[What you have to do]: Extract all lines from the data beneath that include the word "name".

[Given information]:

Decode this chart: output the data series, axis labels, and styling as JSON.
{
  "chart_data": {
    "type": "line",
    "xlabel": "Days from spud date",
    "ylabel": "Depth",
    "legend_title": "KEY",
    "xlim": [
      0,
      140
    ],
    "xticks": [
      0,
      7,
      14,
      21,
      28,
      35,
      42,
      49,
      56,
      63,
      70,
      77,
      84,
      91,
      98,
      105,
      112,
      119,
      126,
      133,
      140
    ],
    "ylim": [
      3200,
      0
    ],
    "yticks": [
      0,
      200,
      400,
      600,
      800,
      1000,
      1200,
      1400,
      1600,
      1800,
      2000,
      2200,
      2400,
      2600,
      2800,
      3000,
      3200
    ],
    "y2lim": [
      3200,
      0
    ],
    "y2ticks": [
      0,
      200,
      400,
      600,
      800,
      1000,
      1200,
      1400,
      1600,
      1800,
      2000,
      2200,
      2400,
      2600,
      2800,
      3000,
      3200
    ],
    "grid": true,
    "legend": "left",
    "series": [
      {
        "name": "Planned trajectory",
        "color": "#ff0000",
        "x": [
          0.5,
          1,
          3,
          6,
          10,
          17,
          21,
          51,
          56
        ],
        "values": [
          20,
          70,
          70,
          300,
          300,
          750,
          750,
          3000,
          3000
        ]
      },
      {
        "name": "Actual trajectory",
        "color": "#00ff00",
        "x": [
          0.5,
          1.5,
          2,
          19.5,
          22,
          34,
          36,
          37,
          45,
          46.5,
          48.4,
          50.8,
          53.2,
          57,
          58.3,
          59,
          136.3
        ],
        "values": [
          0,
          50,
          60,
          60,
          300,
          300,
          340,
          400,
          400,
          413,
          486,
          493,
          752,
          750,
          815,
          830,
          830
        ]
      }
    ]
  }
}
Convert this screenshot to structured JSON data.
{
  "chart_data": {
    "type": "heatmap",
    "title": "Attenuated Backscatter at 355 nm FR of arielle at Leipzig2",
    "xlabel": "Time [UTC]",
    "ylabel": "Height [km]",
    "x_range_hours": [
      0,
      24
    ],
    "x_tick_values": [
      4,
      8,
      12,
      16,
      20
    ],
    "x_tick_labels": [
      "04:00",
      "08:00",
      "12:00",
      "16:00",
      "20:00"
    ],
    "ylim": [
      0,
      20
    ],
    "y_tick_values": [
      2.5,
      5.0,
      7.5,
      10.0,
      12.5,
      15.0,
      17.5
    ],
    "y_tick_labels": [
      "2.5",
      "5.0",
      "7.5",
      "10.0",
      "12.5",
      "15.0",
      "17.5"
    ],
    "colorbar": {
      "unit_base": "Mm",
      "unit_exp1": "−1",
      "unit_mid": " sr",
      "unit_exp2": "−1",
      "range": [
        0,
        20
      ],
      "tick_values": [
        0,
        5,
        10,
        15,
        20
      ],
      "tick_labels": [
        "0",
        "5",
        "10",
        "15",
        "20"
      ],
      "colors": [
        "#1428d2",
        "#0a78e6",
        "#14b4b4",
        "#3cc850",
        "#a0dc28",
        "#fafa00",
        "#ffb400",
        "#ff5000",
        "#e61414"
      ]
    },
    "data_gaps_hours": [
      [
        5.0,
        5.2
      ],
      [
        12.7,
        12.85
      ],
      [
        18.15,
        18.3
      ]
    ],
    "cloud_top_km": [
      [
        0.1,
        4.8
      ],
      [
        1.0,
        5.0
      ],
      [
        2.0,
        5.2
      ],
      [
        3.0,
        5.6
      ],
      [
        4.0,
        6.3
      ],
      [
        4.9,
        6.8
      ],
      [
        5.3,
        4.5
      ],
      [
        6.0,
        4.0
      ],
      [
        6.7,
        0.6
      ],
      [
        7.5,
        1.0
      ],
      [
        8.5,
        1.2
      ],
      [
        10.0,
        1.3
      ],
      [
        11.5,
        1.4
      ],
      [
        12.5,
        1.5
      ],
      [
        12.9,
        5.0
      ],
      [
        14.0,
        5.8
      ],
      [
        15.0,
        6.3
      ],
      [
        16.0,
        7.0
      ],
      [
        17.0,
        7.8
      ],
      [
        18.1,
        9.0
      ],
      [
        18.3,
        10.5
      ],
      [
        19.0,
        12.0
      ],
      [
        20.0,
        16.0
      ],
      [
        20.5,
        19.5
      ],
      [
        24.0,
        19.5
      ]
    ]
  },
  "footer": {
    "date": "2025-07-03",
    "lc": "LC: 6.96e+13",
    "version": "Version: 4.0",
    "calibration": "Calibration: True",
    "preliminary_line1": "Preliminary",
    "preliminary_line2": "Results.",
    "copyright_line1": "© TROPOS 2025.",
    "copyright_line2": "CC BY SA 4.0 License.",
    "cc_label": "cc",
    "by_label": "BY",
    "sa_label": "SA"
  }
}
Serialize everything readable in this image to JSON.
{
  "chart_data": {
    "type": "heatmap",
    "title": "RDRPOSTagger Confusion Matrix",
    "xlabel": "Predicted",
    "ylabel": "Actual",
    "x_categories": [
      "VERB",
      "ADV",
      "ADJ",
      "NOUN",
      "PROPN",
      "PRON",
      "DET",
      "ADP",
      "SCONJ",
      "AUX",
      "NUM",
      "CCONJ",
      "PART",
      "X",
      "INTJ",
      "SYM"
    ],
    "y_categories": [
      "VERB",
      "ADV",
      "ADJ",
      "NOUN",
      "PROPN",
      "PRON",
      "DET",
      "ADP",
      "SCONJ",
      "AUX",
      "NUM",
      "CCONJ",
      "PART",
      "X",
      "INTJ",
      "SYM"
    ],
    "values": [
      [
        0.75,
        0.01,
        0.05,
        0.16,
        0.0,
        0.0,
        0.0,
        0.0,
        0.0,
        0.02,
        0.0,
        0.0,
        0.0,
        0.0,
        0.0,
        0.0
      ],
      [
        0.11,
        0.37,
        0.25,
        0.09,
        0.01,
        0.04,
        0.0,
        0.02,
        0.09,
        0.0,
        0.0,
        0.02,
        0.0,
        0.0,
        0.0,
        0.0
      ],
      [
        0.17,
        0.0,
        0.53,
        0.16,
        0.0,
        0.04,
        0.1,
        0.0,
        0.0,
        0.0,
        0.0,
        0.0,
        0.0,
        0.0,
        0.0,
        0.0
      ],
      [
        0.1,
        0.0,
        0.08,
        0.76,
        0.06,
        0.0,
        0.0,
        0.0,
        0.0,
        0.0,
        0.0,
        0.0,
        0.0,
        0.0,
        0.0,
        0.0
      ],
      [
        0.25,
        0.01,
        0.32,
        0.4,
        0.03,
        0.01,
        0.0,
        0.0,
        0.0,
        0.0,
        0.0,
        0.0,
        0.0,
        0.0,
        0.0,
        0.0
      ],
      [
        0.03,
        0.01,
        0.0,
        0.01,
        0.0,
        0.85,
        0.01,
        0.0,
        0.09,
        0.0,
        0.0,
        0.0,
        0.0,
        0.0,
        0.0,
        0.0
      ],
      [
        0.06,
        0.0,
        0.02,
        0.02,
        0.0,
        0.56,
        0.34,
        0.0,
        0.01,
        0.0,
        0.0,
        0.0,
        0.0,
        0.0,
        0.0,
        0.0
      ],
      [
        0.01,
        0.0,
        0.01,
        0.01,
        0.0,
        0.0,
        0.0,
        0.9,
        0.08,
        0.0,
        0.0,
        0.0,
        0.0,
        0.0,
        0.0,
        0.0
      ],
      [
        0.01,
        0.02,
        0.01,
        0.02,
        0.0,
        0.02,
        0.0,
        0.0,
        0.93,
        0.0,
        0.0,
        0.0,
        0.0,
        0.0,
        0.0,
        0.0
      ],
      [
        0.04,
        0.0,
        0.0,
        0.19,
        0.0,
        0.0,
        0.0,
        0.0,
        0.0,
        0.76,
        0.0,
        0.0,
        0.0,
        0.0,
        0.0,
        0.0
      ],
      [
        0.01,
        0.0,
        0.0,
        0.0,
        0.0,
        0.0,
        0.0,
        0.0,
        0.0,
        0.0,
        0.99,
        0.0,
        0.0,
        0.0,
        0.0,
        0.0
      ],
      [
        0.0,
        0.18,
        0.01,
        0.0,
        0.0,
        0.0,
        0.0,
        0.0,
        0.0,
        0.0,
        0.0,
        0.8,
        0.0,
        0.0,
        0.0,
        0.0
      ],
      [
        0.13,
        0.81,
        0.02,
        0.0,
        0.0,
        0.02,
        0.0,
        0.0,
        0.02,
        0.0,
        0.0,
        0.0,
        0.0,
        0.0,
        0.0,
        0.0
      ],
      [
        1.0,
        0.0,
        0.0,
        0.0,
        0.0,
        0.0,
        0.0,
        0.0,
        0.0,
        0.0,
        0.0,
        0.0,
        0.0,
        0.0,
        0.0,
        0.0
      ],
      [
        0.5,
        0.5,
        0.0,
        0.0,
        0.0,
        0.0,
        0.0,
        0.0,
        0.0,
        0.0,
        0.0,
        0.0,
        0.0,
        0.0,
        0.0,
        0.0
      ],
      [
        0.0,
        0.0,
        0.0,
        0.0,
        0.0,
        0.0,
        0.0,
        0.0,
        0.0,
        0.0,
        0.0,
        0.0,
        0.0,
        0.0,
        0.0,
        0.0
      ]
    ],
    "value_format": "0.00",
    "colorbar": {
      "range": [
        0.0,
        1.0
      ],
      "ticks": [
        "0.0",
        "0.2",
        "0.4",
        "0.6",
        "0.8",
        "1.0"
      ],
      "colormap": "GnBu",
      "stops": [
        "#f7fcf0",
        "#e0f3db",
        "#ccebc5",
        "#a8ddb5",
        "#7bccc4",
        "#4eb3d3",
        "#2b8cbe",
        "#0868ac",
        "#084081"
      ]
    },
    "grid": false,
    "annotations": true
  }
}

[Correct output]:
        "name": "Planned trajectory",
        "name": "Actual trajectory",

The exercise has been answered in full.